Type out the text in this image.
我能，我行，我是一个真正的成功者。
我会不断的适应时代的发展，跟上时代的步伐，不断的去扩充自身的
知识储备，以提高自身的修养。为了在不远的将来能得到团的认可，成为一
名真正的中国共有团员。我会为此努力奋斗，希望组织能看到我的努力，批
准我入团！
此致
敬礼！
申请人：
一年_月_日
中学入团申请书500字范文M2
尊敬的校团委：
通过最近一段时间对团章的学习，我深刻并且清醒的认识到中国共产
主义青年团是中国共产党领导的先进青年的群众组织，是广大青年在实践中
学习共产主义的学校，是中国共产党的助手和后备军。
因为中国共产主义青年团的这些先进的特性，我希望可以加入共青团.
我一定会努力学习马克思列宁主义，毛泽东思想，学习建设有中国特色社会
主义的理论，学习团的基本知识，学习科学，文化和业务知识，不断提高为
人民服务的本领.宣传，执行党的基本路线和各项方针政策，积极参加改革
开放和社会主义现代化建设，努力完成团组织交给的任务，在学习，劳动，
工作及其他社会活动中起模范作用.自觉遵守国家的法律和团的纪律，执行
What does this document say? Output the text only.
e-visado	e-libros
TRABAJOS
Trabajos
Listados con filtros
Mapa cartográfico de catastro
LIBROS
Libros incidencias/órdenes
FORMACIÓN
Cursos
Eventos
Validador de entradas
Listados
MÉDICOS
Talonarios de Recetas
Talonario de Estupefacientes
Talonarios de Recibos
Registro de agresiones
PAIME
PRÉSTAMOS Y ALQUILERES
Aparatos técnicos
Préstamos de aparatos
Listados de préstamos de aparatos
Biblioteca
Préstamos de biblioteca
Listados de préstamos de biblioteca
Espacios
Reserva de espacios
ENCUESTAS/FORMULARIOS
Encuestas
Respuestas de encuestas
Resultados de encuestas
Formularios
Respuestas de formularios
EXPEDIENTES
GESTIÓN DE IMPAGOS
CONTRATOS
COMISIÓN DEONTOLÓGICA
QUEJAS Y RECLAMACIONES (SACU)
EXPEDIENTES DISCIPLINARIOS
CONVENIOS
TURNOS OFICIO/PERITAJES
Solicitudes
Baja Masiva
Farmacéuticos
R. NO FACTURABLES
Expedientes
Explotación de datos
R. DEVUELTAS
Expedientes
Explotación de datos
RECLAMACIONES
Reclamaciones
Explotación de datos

********************

SET PROBLEM: Write out, word for word, the line containing "What does this" and every line after it to the end of the data above.

WRITTEN SOLUTION:
What does this document say? Output the text only.
e-visado	e-libros
TRABAJOS
Trabajos
Listados con filtros
Mapa cartográfico de catastro
LIBROS
Libros incidencias/órdenes
FORMACIÓN
Cursos
Eventos
Validador de entradas
Listados
MÉDICOS
Talonarios de Recetas
Talonario de Estupefacientes
Talonarios de Recibos
Registro de agresiones
PAIME
PRÉSTAMOS Y ALQUILERES
Aparatos técnicos
Préstamos de aparatos
Listados de préstamos de aparatos
Biblioteca
Préstamos de biblioteca
Listados de préstamos de biblioteca
Espacios
Reserva de espacios
ENCUESTAS/FORMULARIOS
Encuestas
Respuestas de encuestas
Resultados de encuestas
Formularios
Respuestas de formularios
EXPEDIENTES
GESTIÓN DE IMPAGOS
CONTRATOS
COMISIÓN DEONTOLÓGICA
QUEJAS Y RECLAMACIONES (SACU)
EXPEDIENTES DISCIPLINARIOS
CONVENIOS
TURNOS OFICIO/PERITAJES
Solicitudes
Baja Masiva
Farmacéuticos
R. NO FACTURABLES
Expedientes
Explotación de datos
R. DEVUELTAS
Expedientes
Explotación de datos
RECLAMACIONES
Reclamaciones
Explotación de datos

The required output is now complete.